(Entries from a visual dataset)

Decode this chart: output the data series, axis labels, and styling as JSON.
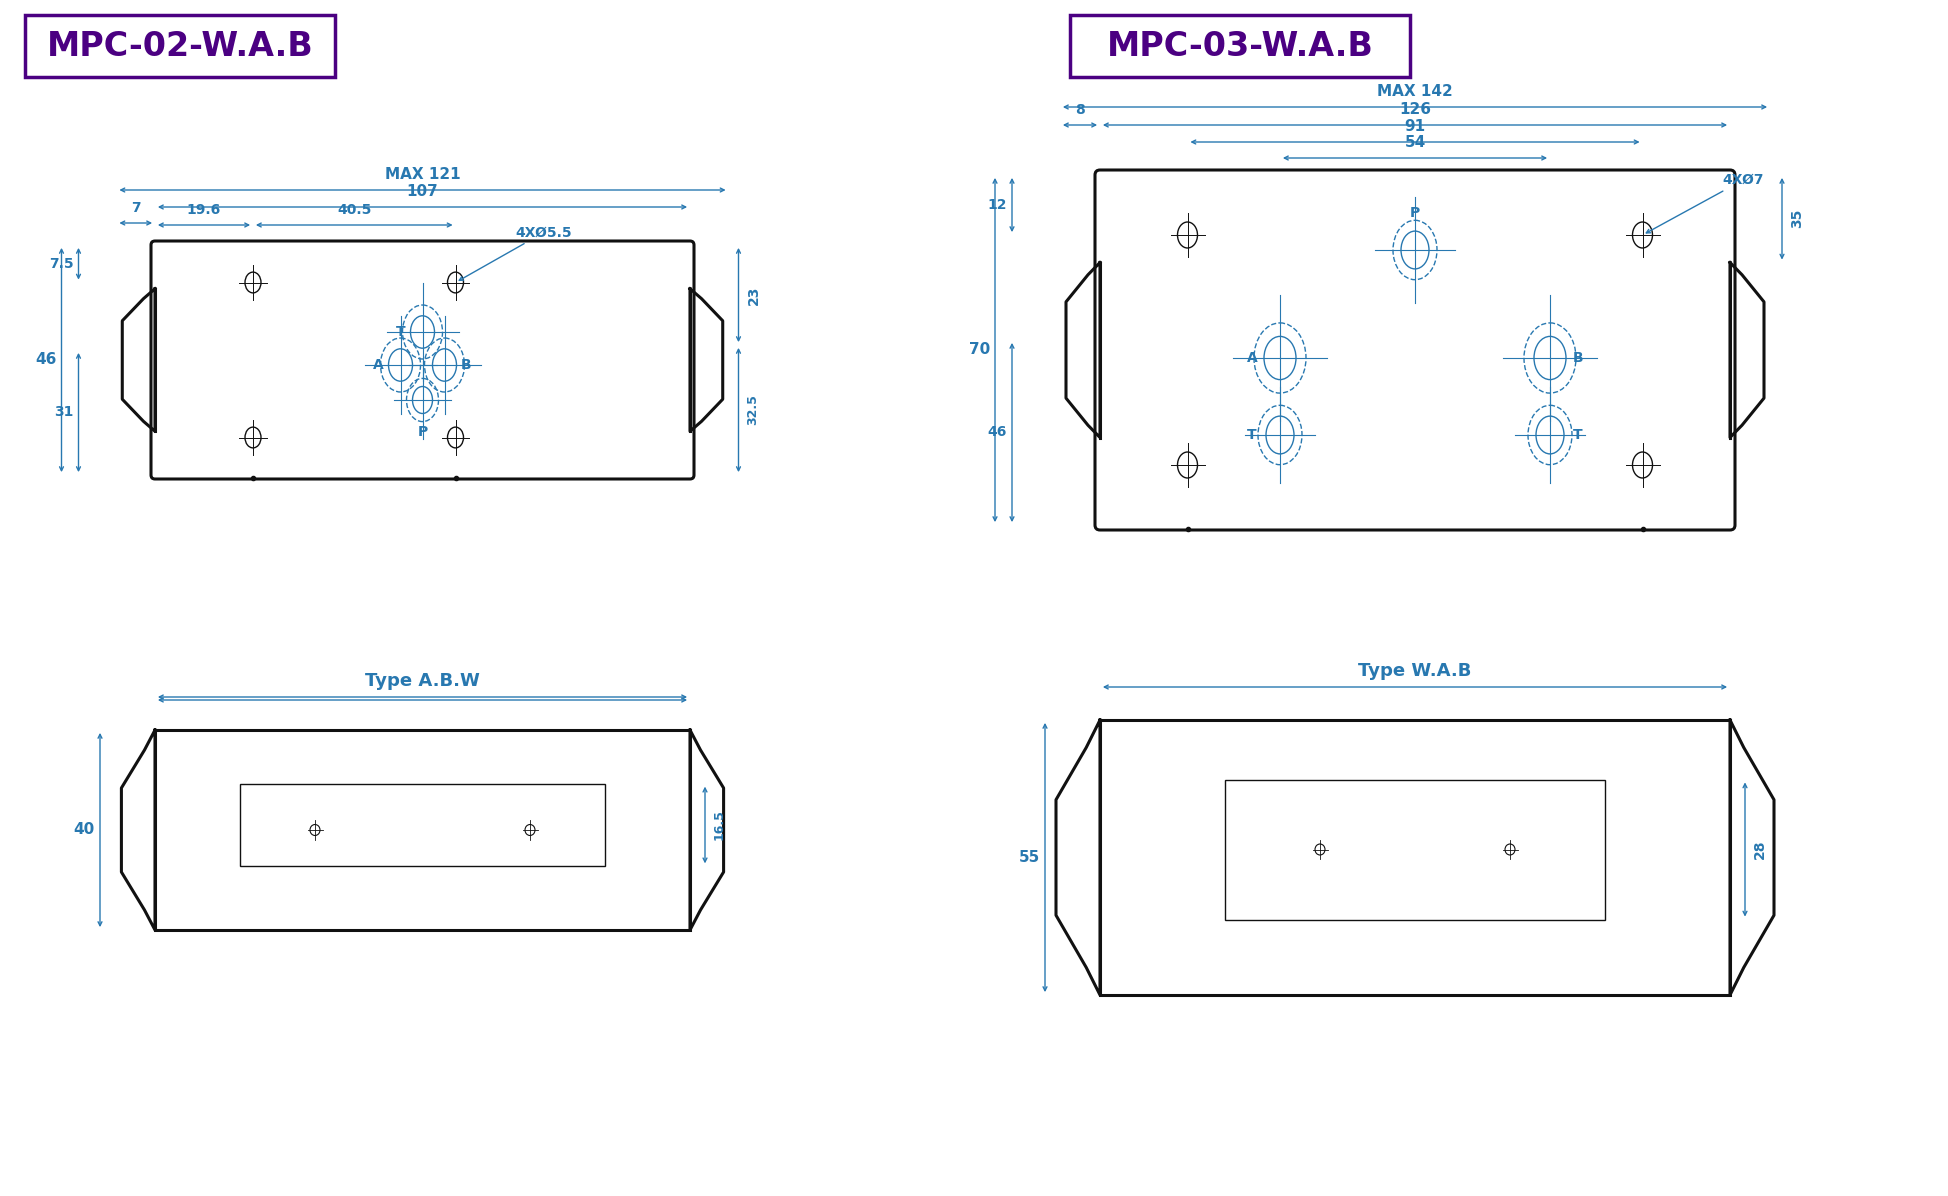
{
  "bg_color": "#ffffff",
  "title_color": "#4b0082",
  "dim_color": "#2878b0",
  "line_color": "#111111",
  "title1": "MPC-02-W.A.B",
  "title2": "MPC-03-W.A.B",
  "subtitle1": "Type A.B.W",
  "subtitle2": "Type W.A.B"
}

▶ _Written request_:
Every record above should be written out again exactly; the pictures stay out of the copy.

▶ _Exercise output_:
Decode this chart: output the data series, axis labels, and styling as JSON.
{
  "bg_color": "#ffffff",
  "title_color": "#4b0082",
  "dim_color": "#2878b0",
  "line_color": "#111111",
  "title1": "MPC-02-W.A.B",
  "title2": "MPC-03-W.A.B",
  "subtitle1": "Type A.B.W",
  "subtitle2": "Type W.A.B"
}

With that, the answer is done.